Task inputs =>
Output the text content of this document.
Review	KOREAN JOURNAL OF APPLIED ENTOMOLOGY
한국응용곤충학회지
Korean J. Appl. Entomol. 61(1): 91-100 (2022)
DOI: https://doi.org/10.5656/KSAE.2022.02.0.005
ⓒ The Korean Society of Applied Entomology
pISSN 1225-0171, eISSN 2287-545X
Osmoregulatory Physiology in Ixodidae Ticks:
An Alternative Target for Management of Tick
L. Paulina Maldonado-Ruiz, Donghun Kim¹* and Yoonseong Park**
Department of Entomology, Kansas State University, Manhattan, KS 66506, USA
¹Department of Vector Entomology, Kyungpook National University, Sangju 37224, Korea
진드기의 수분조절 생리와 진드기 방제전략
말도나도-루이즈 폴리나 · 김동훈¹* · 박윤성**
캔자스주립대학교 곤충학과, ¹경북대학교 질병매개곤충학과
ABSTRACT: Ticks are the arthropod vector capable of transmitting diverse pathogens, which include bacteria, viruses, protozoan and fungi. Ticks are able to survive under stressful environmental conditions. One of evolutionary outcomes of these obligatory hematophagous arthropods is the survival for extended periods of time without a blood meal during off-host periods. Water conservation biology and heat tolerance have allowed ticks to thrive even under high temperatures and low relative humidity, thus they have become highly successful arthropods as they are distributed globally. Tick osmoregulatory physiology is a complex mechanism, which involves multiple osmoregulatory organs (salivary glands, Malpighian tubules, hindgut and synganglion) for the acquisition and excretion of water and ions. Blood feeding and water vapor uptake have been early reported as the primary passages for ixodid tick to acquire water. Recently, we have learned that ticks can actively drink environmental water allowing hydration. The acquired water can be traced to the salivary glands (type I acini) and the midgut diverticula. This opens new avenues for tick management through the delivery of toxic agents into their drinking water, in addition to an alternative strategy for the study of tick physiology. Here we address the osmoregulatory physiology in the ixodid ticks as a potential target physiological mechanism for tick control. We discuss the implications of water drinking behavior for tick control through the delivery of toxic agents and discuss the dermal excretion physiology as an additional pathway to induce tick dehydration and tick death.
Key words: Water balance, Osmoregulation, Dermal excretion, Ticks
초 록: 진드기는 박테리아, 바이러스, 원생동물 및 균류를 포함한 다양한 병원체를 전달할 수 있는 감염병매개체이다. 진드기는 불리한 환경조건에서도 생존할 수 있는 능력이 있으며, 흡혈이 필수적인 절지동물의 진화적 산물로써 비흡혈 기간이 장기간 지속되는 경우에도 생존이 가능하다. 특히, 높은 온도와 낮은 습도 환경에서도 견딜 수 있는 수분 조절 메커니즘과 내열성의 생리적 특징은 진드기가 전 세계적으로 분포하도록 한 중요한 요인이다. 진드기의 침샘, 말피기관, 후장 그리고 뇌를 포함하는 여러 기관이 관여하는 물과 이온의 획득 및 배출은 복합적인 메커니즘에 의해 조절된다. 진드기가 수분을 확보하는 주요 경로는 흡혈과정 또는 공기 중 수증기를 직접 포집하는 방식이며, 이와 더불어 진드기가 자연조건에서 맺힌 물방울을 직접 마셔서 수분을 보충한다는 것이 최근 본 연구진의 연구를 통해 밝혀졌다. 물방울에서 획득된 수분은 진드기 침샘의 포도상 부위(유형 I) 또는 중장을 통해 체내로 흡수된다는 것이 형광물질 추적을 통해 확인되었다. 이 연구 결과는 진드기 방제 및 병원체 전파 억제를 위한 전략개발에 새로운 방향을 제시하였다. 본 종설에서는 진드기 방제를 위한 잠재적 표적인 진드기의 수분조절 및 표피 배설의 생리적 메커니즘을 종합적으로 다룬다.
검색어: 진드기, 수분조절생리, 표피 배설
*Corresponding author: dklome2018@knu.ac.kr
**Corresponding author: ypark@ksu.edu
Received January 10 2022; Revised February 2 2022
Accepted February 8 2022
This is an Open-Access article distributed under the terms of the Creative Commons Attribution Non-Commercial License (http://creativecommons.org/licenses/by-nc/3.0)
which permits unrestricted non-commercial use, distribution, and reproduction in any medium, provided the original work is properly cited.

Task objective => All lines in the data that contain the word "author" should be copied.

Response below =>
*Corresponding author: dklome2018@knu.ac.kr
**Corresponding author: ypark@ksu.edu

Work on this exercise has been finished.